Records contained in a dataset
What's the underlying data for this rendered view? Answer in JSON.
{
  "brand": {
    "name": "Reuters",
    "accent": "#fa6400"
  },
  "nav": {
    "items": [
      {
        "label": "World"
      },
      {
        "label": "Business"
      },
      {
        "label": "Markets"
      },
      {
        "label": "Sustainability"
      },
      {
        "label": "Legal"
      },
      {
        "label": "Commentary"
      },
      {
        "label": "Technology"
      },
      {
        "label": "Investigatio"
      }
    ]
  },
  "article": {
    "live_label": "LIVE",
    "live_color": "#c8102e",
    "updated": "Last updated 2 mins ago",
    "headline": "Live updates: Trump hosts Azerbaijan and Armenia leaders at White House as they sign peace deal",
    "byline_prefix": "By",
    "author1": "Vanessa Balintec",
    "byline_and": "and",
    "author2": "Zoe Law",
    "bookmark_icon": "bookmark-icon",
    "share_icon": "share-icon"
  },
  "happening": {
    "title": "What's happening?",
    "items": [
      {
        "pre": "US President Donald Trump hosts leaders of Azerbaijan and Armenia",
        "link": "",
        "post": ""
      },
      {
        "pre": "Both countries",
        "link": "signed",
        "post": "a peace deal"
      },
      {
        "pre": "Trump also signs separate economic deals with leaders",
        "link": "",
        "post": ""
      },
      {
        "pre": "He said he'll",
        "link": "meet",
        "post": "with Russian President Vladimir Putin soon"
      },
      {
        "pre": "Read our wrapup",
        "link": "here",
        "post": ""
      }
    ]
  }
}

Short task
Write out every record, exactly as written.

Output below
What's the underlying data for this rendered view? Answer in JSON.
{
  "brand": {
    "name": "Reuters",
    "accent": "#fa6400"
  },
  "nav": {
    "items": [
      {
        "label": "World"
      },
      {
        "label": "Business"
      },
      {
        "label": "Markets"
      },
      {
        "label": "Sustainability"
      },
      {
        "label": "Legal"
      },
      {
        "label": "Commentary"
      },
      {
        "label": "Technology"
      },
      {
        "label": "Investigatio"
      }
    ]
  },
  "article": {
    "live_label": "LIVE",
    "live_color": "#c8102e",
    "updated": "Last updated 2 mins ago",
    "headline": "Live updates: Trump hosts Azerbaijan and Armenia leaders at White House as they sign peace deal",
    "byline_prefix": "By",
    "author1": "Vanessa Balintec",
    "byline_and": "and",
    "author2": "Zoe Law",
    "bookmark_icon": "bookmark-icon",
    "share_icon": "share-icon"
  },
  "happening": {
    "title": "What's happening?",
    "items": [
      {
        "pre": "US President Donald Trump hosts leaders of Azerbaijan and Armenia",
        "link": "",
        "post": ""
      },
      {
        "pre": "Both countries",
        "link": "signed",
        "post": "a peace deal"
      },
      {
        "pre": "Trump also signs separate economic deals with leaders",
        "link": "",
        "post": ""
      },
      {
        "pre": "He said he'll",
        "link": "meet",
        "post": "with Russian President Vladimir Putin soon"
      },
      {
        "pre": "Read our wrapup",
        "link": "here",
        "post": ""
      }
    ]
  }
}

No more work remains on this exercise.